**WHAT THE EXERCISE ASKS**
Can you replace every "interactable" with "clickable" in the lines below and leave everything else as it is?

-- DATA SHOWN start --

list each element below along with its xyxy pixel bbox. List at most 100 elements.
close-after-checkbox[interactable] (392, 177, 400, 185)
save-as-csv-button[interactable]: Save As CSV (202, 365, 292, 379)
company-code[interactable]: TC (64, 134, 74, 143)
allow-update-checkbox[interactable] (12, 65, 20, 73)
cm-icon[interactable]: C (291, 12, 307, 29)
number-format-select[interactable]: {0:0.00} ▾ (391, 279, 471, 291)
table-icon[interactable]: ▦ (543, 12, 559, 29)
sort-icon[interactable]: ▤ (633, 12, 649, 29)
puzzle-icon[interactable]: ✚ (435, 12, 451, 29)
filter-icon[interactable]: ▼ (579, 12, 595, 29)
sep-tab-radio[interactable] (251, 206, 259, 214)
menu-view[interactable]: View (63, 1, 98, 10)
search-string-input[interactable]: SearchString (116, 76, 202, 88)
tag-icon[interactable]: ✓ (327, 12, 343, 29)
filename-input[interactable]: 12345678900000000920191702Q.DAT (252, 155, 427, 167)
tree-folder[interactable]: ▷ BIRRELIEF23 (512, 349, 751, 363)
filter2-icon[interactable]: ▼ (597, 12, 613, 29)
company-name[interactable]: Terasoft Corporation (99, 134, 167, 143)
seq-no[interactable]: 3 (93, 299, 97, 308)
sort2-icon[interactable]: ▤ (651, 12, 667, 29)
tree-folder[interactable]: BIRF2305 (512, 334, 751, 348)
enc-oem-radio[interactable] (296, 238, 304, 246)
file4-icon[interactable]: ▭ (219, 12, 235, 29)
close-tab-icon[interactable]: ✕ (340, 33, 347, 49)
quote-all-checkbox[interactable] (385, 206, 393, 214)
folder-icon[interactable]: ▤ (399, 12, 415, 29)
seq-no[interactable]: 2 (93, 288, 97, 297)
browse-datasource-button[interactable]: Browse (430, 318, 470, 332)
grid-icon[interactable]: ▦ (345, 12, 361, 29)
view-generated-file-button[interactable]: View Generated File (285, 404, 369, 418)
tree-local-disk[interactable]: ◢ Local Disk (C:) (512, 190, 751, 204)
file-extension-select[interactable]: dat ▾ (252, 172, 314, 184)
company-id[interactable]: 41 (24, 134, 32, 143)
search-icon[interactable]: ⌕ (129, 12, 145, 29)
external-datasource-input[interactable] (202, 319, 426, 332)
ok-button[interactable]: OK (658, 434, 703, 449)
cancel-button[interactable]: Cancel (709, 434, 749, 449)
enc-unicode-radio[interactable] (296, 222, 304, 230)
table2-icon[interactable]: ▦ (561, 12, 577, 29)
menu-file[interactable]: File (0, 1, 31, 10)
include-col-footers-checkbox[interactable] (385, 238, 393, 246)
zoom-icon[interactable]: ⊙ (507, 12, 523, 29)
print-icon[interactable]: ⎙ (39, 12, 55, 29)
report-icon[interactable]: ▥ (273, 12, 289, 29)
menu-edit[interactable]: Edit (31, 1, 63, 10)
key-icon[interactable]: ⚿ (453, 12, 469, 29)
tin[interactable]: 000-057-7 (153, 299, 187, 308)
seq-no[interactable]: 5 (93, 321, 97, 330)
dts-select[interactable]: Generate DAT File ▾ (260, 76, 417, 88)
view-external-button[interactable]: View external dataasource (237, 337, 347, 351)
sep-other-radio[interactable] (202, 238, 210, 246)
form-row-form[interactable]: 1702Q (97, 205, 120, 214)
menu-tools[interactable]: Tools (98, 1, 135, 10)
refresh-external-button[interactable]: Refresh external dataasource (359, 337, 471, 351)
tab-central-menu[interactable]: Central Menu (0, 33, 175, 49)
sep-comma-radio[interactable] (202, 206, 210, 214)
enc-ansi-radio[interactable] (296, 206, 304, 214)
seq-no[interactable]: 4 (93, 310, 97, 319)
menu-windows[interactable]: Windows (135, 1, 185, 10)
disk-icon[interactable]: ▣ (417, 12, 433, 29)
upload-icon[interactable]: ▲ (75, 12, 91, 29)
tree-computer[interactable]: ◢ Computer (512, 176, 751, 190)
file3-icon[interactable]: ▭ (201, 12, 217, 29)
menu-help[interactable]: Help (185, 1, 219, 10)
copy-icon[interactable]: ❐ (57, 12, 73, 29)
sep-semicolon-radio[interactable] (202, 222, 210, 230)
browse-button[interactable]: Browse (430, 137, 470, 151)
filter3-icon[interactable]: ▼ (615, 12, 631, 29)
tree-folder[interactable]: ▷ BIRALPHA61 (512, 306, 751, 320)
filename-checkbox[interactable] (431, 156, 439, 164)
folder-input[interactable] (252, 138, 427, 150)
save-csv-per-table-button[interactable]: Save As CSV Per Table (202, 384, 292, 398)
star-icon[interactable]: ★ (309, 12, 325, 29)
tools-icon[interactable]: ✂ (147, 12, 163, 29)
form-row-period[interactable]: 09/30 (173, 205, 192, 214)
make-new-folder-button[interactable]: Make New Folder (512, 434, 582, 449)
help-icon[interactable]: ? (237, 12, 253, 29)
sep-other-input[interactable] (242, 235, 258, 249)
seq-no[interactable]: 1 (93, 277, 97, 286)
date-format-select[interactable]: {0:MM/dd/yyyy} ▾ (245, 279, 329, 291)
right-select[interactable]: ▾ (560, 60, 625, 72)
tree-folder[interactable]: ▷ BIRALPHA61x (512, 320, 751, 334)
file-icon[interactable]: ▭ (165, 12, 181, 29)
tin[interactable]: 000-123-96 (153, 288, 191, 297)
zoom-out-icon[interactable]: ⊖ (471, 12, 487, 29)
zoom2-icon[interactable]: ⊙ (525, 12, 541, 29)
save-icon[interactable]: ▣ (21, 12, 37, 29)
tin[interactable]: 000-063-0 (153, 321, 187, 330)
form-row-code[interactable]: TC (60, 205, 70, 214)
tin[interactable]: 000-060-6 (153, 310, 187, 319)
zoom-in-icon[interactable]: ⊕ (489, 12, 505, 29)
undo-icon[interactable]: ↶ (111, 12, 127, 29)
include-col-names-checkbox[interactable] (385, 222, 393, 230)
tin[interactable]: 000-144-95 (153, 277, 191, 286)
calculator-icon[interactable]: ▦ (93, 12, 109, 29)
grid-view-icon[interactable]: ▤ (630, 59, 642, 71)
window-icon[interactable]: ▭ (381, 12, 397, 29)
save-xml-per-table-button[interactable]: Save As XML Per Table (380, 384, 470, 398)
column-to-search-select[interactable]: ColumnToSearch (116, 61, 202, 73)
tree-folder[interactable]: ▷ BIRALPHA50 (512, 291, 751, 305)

-- DATA SHOWN end --

**FULL SOLUTION**
list each element below along with its xyxy pixel bbox. List at most 100 elements.
close-after-checkbox[clickable] (392, 177, 400, 185)
save-as-csv-button[clickable]: Save As CSV (202, 365, 292, 379)
company-code[clickable]: TC (64, 134, 74, 143)
allow-update-checkbox[clickable] (12, 65, 20, 73)
cm-icon[clickable]: C (291, 12, 307, 29)
number-format-select[clickable]: {0:0.00} ▾ (391, 279, 471, 291)
table-icon[clickable]: ▦ (543, 12, 559, 29)
sort-icon[clickable]: ▤ (633, 12, 649, 29)
puzzle-icon[clickable]: ✚ (435, 12, 451, 29)
filter-icon[clickable]: ▼ (579, 12, 595, 29)
sep-tab-radio[clickable] (251, 206, 259, 214)
menu-view[clickable]: View (63, 1, 98, 10)
search-string-input[clickable]: SearchString (116, 76, 202, 88)
tag-icon[clickable]: ✓ (327, 12, 343, 29)
filename-input[clickable]: 12345678900000000920191702Q.DAT (252, 155, 427, 167)
tree-folder[clickable]: ▷ BIRRELIEF23 (512, 349, 751, 363)
filter2-icon[clickable]: ▼ (597, 12, 613, 29)
company-name[clickable]: Terasoft Corporation (99, 134, 167, 143)
seq-no[clickable]: 3 (93, 299, 97, 308)
sort2-icon[clickable]: ▤ (651, 12, 667, 29)
tree-folder[clickable]: BIRF2305 (512, 334, 751, 348)
enc-oem-radio[clickable] (296, 238, 304, 246)
file4-icon[clickable]: ▭ (219, 12, 235, 29)
close-tab-icon[clickable]: ✕ (340, 33, 347, 49)
quote-all-checkbox[clickable] (385, 206, 393, 214)
folder-icon[clickable]: ▤ (399, 12, 415, 29)
seq-no[clickable]: 2 (93, 288, 97, 297)
browse-datasource-button[clickable]: Browse (430, 318, 470, 332)
grid-icon[clickable]: ▦ (345, 12, 361, 29)
view-generated-file-button[clickable]: View Generated File (285, 404, 369, 418)
tree-local-disk[clickable]: ◢ Local Disk (C:) (512, 190, 751, 204)
file-extension-select[clickable]: dat ▾ (252, 172, 314, 184)
company-id[clickable]: 41 (24, 134, 32, 143)
search-icon[clickable]: ⌕ (129, 12, 145, 29)
external-datasource-input[clickable] (202, 319, 426, 332)
ok-button[clickable]: OK (658, 434, 703, 449)
cancel-button[clickable]: Cancel (709, 434, 749, 449)
enc-unicode-radio[clickable] (296, 222, 304, 230)
table2-icon[clickable]: ▦ (561, 12, 577, 29)
menu-file[clickable]: File (0, 1, 31, 10)
include-col-footers-checkbox[clickable] (385, 238, 393, 246)
zoom-icon[clickable]: ⊙ (507, 12, 523, 29)
print-icon[clickable]: ⎙ (39, 12, 55, 29)
report-icon[clickable]: ▥ (273, 12, 289, 29)
menu-edit[clickable]: Edit (31, 1, 63, 10)
key-icon[clickable]: ⚿ (453, 12, 469, 29)
tin[clickable]: 000-057-7 (153, 299, 187, 308)
seq-no[clickable]: 5 (93, 321, 97, 330)
dts-select[clickable]: Generate DAT File ▾ (260, 76, 417, 88)
view-external-button[clickable]: View external dataasource (237, 337, 347, 351)
sep-other-radio[clickable] (202, 238, 210, 246)
form-row-form[clickable]: 1702Q (97, 205, 120, 214)
menu-tools[clickable]: Tools (98, 1, 135, 10)
refresh-external-button[clickable]: Refresh external dataasource (359, 337, 471, 351)
tab-central-menu[clickable]: Central Menu (0, 33, 175, 49)
sep-comma-radio[clickable] (202, 206, 210, 214)
enc-ansi-radio[clickable] (296, 206, 304, 214)
seq-no[clickable]: 4 (93, 310, 97, 319)
menu-windows[clickable]: Windows (135, 1, 185, 10)
disk-icon[clickable]: ▣ (417, 12, 433, 29)
upload-icon[clickable]: ▲ (75, 12, 91, 29)
tree-computer[clickable]: ◢ Computer (512, 176, 751, 190)
file3-icon[clickable]: ▭ (201, 12, 217, 29)
menu-help[clickable]: Help (185, 1, 219, 10)
copy-icon[clickable]: ❐ (57, 12, 73, 29)
sep-semicolon-radio[clickable] (202, 222, 210, 230)
browse-button[clickable]: Browse (430, 137, 470, 151)
filter3-icon[clickable]: ▼ (615, 12, 631, 29)
tree-folder[clickable]: ▷ BIRALPHA61 (512, 306, 751, 320)
filename-checkbox[clickable] (431, 156, 439, 164)
folder-input[clickable] (252, 138, 427, 150)
save-csv-per-table-button[clickable]: Save As CSV Per Table (202, 384, 292, 398)
star-icon[clickable]: ★ (309, 12, 325, 29)
tools-icon[clickable]: ✂ (147, 12, 163, 29)
form-row-period[clickable]: 09/30 (173, 205, 192, 214)
make-new-folder-button[clickable]: Make New Folder (512, 434, 582, 449)
help-icon[clickable]: ? (237, 12, 253, 29)
sep-other-input[clickable] (242, 235, 258, 249)
seq-no[clickable]: 1 (93, 277, 97, 286)
date-format-select[clickable]: {0:MM/dd/yyyy} ▾ (245, 279, 329, 291)
right-select[clickable]: ▾ (560, 60, 625, 72)
tree-folder[clickable]: ▷ BIRALPHA61x (512, 320, 751, 334)
file-icon[clickable]: ▭ (165, 12, 181, 29)
tin[clickable]: 000-123-96 (153, 288, 191, 297)
zoom-out-icon[clickable]: ⊖ (471, 12, 487, 29)
zoom2-icon[clickable]: ⊙ (525, 12, 541, 29)
save-icon[clickable]: ▣ (21, 12, 37, 29)
tin[clickable]: 000-063-0 (153, 321, 187, 330)
form-row-code[clickable]: TC (60, 205, 70, 214)
tin[clickable]: 000-060-6 (153, 310, 187, 319)
zoom-in-icon[clickable]: ⊕ (489, 12, 505, 29)
undo-icon[clickable]: ↶ (111, 12, 127, 29)
include-col-names-checkbox[clickable] (385, 222, 393, 230)
tin[clickable]: 000-144-95 (153, 277, 191, 286)
calculator-icon[clickable]: ▦ (93, 12, 109, 29)
grid-view-icon[clickable]: ▤ (630, 59, 642, 71)
window-icon[clickable]: ▭ (381, 12, 397, 29)
save-xml-per-table-button[clickable]: Save As XML Per Table (380, 384, 470, 398)
column-to-search-select[clickable]: ColumnToSearch (116, 61, 202, 73)
tree-folder[clickable]: ▷ BIRALPHA50 (512, 291, 751, 305)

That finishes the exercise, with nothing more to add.